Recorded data
# # # # #
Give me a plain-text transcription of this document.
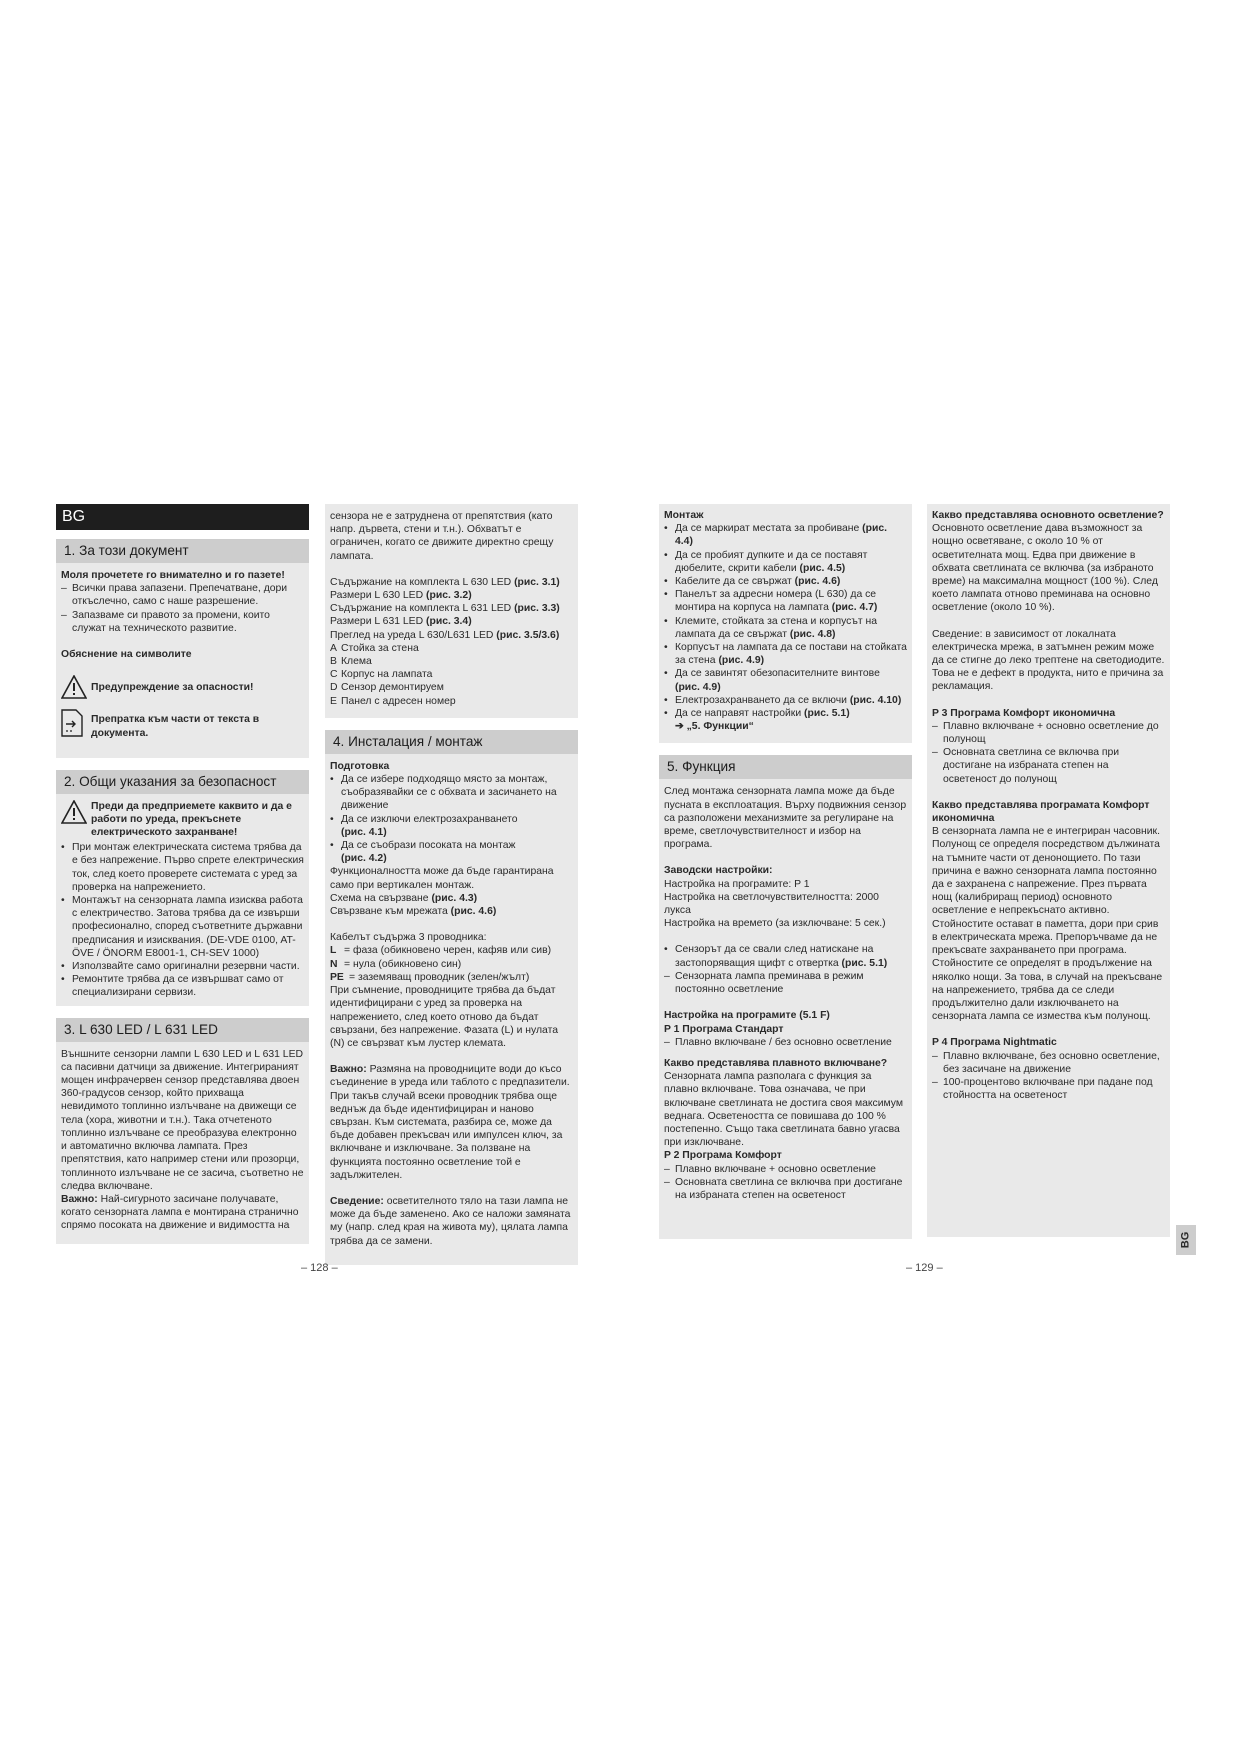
BG
1. За този документ

Моля прочетете го внимателно и го пазете!

– Всички права запазени. Препечатване, дори откъслечно, само с наше разрешение.
– Запазваме си правото за промени, които служат на техническото развитие.

Обяснение на символите

Предупреждение за опасности!
Препратка към части от текста в документа.
2. Общи указания за безопасност
Преди да предприемете каквито и да е работи по уреда, прекъснете електрическото захранване!
• При монтаж електрическата система трябва да е без напрежение. Първо спрете електрическия ток, след което проверете системата с уред за проверка на напрежението.
• Монтажът на сензорната лампа изисква работа с електричество. Затова трябва да се извърши професионално, според съответните държавни предписания и изисквания. (DE-VDE 0100, AT-ÖVE / ÖNORM E8001-1, CH-SEV 1000)
• Използвайте само оригинални резервни части.
• Ремонтите трябва да се извършват само от специализирани сервизи.
3. L 630 LED / L 631 LED

Външните сензорни лампи L 630 LED и L 631 LED са пасивни датчици за движение. Интегрираният мощен инфрачервен сензор представлява двоен 360-градусов сензор, който прихваща невидимото топлинно излъчване на движещи се тела (хора, животни и т.н.). Така отчетеното топлинно излъчване се преобразува електронно и автоматично включва лампата. През препятствия, като например стени или прозорци, топлинното излъчване не се засича, съответно не следва включване.

Важно: Най-сигурното засичане получавате, когато сензорната лампа е монтирана странично спрямо посоката на движение и видимостта на

сензора не е затруднена от препятствия (като напр. дървета, стени и т.н.). Обхватът е ограничен, когато се движите директно срещу лампата.

Съдържание на комплекта L 630 LED (рис. 3.1)

Размери L 630 LED (рис. 3.2)

Съдържание на комплекта L 631 LED (рис. 3.3)

Размери L 631 LED (рис. 3.4)

Преглед на уреда L 630/L631 LED (рис. 3.5/3.6)

A Стойка за стена
B Клема
C Корпус на лампата
D Сензор демонтируем
E Панел с адресен номер
4. Инсталация / монтаж

Подготовка

• Да се избере подходящо място за монтаж, съобразявайки се с обхвата и засичането на движение
• Да се изключи електрозахранването
(рис. 4.1)
• Да се съобрази посоката на монтаж
(рис. 4.2)

Функционалността може да бъде гарантирана само при вертикален монтаж.

Схема на свързване (рис. 4.3)

Свързване към мрежата (рис. 4.6)

Кабелът съдържа 3 проводника:

L = фаза (обикновено черен, кафяв или сив)
N = нула (обикновено син)
PE = заземяващ проводник (зелен/жълт)

При съмнение, проводниците трябва да бъдат идентифицирани с уред за проверка на напрежението, след което отново да бъдат свързани, без напрежение. Фазата (L) и нулата (N) се свързват към лустер клемата.

Важно: Размяна на проводниците води до късо съединение в уреда или таблото с предпазители. При такъв случай всеки проводник трябва още веднъж да бъде идентифициран и наново свързан. Към системата, разбира се, може да бъде добавен прекъсвач или импулсен ключ, за включване и изключване. За ползване на функцията постоянно осветление той е задължителен.

Сведение: осветителното тяло на тази лампа не може да бъде заменено. Ако се наложи замяната му (напр. след края на живота му), цялата лампа трябва да се замени.

– 128 –

Монтаж

• Да се маркират местата за пробиване (рис. 4.4)
• Да се пробият дупките и да се поставят дюбелите, скрити кабели (рис. 4.5)
• Кабелите да се свържат (рис. 4.6)
• Панелът за адресни номера (L 630) да се монтира на корпуса на лампата (рис. 4.7)
• Клемите, стойката за стена и корпусът на лампата да се свържат (рис. 4.8)
• Корпусът на лампата да се постави на стойката за стена (рис. 4.9)
• Да се завинтят обезопасителните винтове (рис. 4.9)
• Електрозахранването да се включи (рис. 4.10)
• Да се направят настройки (рис. 5.1)
➔ „5. Функции“
5. Функция

След монтажа сензорната лампа може да бъде пусната в експлоатация. Върху подвижния сензор са разположени механизмите за регулиране на време, светлочувствителност и избор на програма.

Заводски настройки:

Настройка на програмите: P 1

Настройка на светлочувствителността: 2000 лукса

Настройка на времето (за изключване: 5 сек.)

• Сензорът да се свали след натискане на застопоряващия щифт с отвертка (рис. 5.1)
– Сензорната лампа преминава в режим постоянно осветление

Настройка на програмите (5.1 F)

P 1 Програма Стандарт

– Плавно включване / без основно осветление

Какво представлява плавното включване?

Сензорната лампа разполага с функция за плавно включване. Това означава, че при включване светлината не достига своя максимум веднага. Осветеността се повишава до 100 % постепенно. Също така светлината бавно угасва при изключване.

P 2 Програма Комфорт

– Плавно включване + основно осветление
– Основната светлина се включва при достигане на избраната степен на осветеност

Какво представлява основното осветление?

Основното осветление дава възможност за нощно осветяване, с около 10 % от осветителната мощ. Едва при движение в обхвата светлината се включва (за избраното време) на максимална мощност (100 %). След което лампата отново преминава на основно осветление (около 10 %).

Сведение: в зависимост от локалната електрическа мрежа, в затъмнен режим може да се стигне до леко трептене на светодиодите. Това не е дефект в продукта, нито е причина за рекламация.

P 3 Програма Комфорт икономична

– Плавно включване + основно осветление до полунощ
– Основната светлина се включва при достигане на избраната степен на осветеност до полунощ

Какво представлява програмата Комфорт икономична

В сензорната лампа не е интегриран часовник. Полунощ се определя посредством дължината на тъмните части от денонощието. По тази причина е важно сензорната лампа постоянно да е захранена с напрежение. През първата нощ (калибриращ период) основното осветление е непрекъснато активно. Стойностите остават в паметта, дори при срив в електрическата мрежа. Препоръчваме да не прекъсвате захранването при програма. Стойностите се определят в продължение на няколко нощи. За това, в случай на прекъсване на напрежението, трябва да се следи продължително дали изключването на сензорната лампа се измества към полунощ.

P 4 Програма Nightmatic

– Плавно включване, без основно осветление, без засичане на движение
– 100-процентово включване при падане под стойността на осветеност
BG
– 129 –
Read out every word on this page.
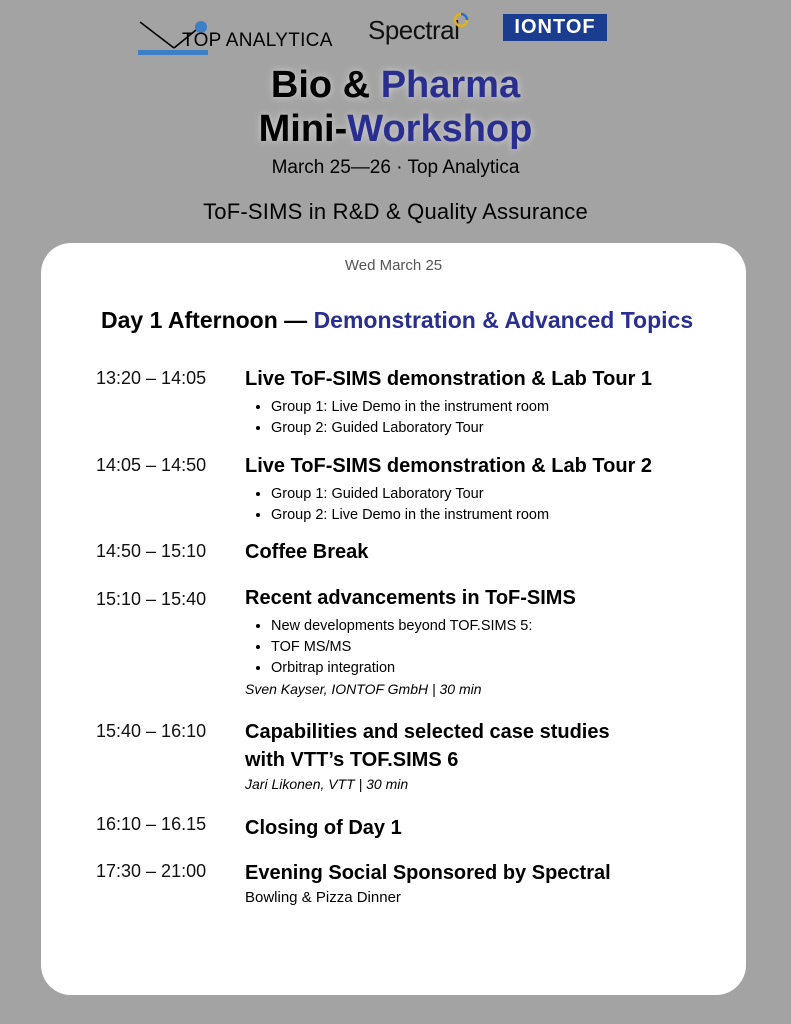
TOP ANALYTICA Spectral	IONTOF
Bio & Pharma
Mini-Workshop
March 25—26 · Top Analytica
ToF-SIMS in R&D & Quality Assurance
Wed March 25
Day 1 Afternoon — Demonstration & Advanced Topics
13:20 – 14:05 Live ToF-SIMS demonstration & Lab Tour 1
• Group 1: Live Demo in the instrument room
• Group 2: Guided Laboratory Tour
14:05 – 14:50 Live ToF-SIMS demonstration & Lab Tour 2
• Group 1: Guided Laboratory Tour
• Group 2: Live Demo in the instrument room
14:50 – 15:10 Coffee Break
15:10 – 15:40 Recent advancements in ToF-SIMS
• New developments beyond TOF.SIMS 5:
• TOF MS/MS
• Orbitrap integration
Sven Kayser, IONTOF GmbH | 30 min
15:40 – 16:10 Capabilities and selected case studies
with VTT’s TOF.SIMS 6
Jari Likonen, VTT | 30 min
16:10 – 16.15 Closing of Day 1
17:30 – 21:00 Evening Social Sponsored by Spectral
Bowling & Pizza Dinner
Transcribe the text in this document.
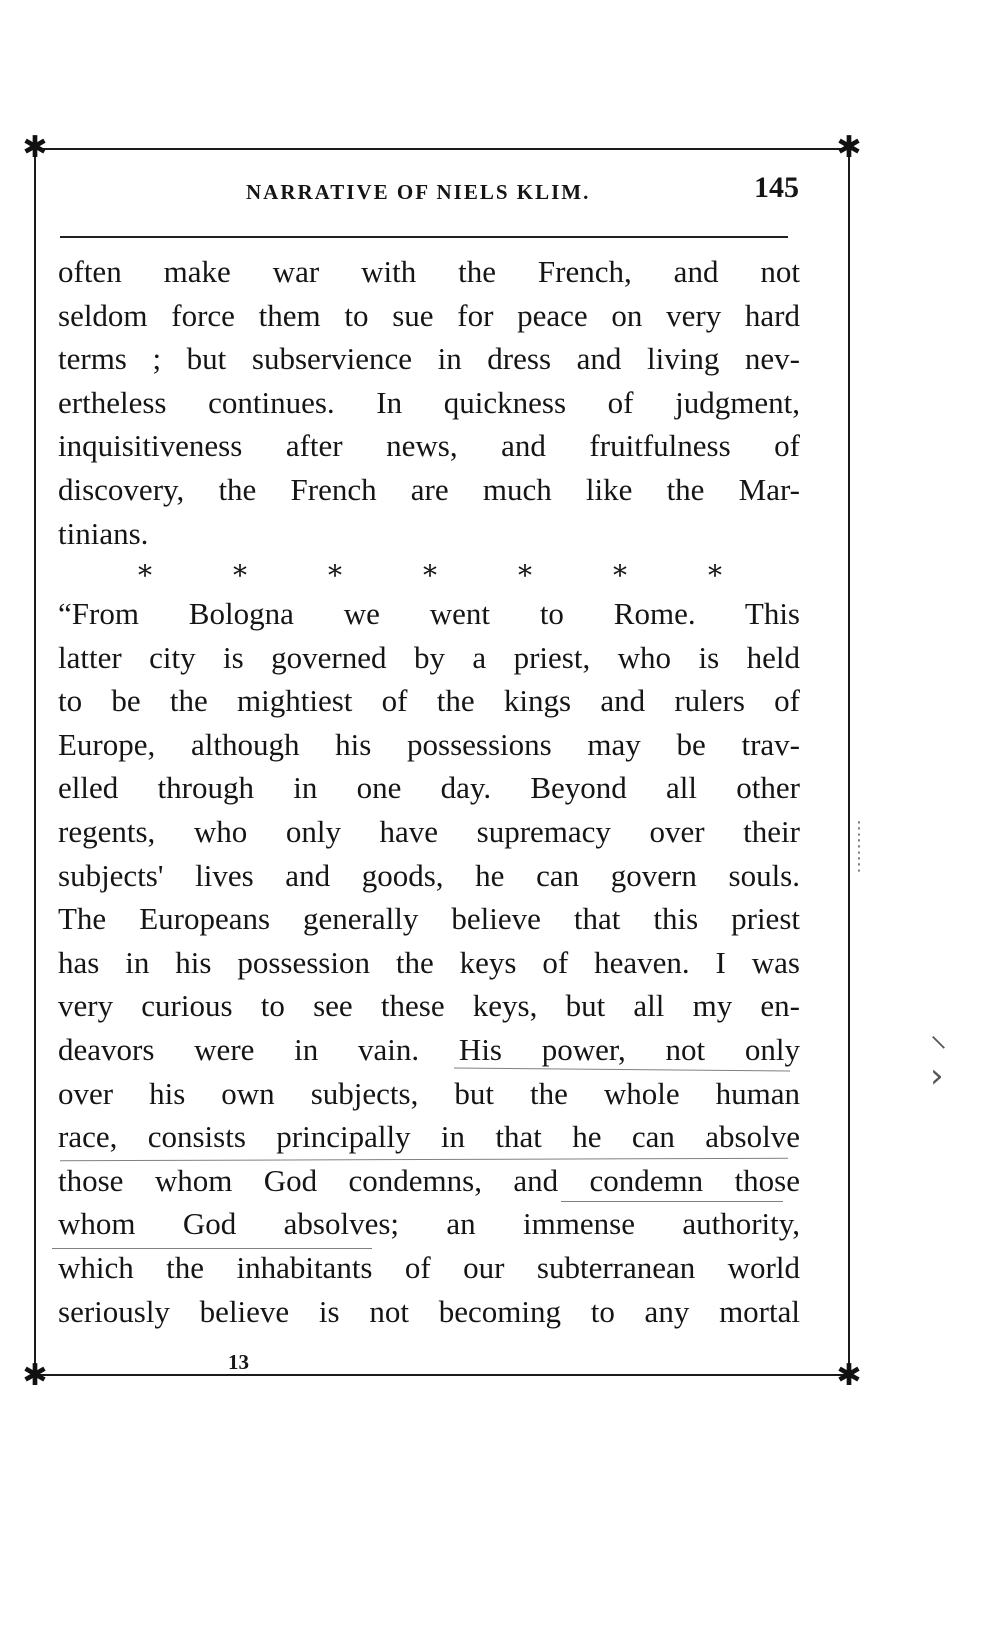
✱	✱
✱	✱
NARRATIVE OF NIELS KLIM.	145
often make war with the French, and not
seldom force them to sue for peace on very hard
terms ; but subservience in dress and living nev-
ertheless continues. In quickness of judgment,
inquisitiveness after news, and fruitfulness of
discovery, the French are much like the Mar-
tinians.
*	*	*	*	*	*	*
“From Bologna we went to Rome. This
latter city is governed by a priest, who is held
to be the mightiest of the kings and rulers of
Europe, although his possessions may be trav-
elled through in one day. Beyond all other
regents, who only have supremacy over their
subjects' lives and goods, he can govern souls.
The Europeans generally believe that this priest
has in his possession the keys of heaven. I was
very curious to see these keys, but all my en-
deavors were in vain. His power, not only
over his own subjects, but the whole human
race, consists principally in that he can absolve
those whom God condemns, and condemn those
whom God absolves; an immense authority,
which the inhabitants of our subterranean world
seriously believe is not becoming to any mortal
⋮
⋮
⋮
⸜
›
13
# # # # #
Identify the lines that hold the word "постоянно". Copy every one of them.

Expected answer »
Важно: Размяна на проводниците води до късо съединение в уреда или таблото с предпазители. При такъв случай всеки проводник трябва още веднъж да бъде идентифициран и наново свързан. Към системата, разбира се, може да бъде добавен прекъсвач или импулсен ключ, за включване и изключване. За ползване на функцията постоянно осветление той е задължителен.
– Сензорната лампа преминава в режим постоянно осветление
В сензорната лампа не е интегриран часовник. Полунощ се определя посредством дължината на тъмните части от денонощието. По тази причина е важно сензорната лампа постоянно да е захранена с напрежение. През първата нощ (калибриращ период) основното осветление е непрекъснато активно. Стойностите остават в паметта, дори при срив в електрическата мрежа. Препоръчваме да не прекъсвате захранването при програма. Стойностите се определят в продължение на няколко нощи. За това, в случай на прекъсване на напрежението, трябва да се следи продължително дали изключването на сензорната лампа се измества към полунощ.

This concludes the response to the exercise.